Output every entry exactly as written.

--- START OF DATA ---

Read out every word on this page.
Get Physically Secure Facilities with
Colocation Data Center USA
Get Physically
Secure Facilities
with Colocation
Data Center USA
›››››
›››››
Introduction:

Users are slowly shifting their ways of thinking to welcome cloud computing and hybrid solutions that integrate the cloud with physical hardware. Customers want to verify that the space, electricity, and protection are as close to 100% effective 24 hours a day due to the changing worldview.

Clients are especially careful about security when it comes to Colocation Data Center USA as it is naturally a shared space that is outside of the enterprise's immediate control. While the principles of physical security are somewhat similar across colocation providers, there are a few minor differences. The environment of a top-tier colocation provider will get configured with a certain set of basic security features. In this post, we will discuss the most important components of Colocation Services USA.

--- END OF DATA ---

### TASK RESULT
Read out every word on this page.
Get Physically Secure Facilities with
Colocation Data Center USA
Get Physically
Secure Facilities
with Colocation
Data Center USA
›››››
›››››
Introduction:

Users are slowly shifting their ways of thinking to welcome cloud computing and hybrid solutions that integrate the cloud with physical hardware. Customers want to verify that the space, electricity, and protection are as close to 100% effective 24 hours a day due to the changing worldview.

Clients are especially careful about security when it comes to Colocation Data Center USA as it is naturally a shared space that is outside of the enterprise's immediate control. While the principles of physical security are somewhat similar across colocation providers, there are a few minor differences. The environment of a top-tier colocation provider will get configured with a certain set of basic security features. In this post, we will discuss the most important components of Colocation Services USA.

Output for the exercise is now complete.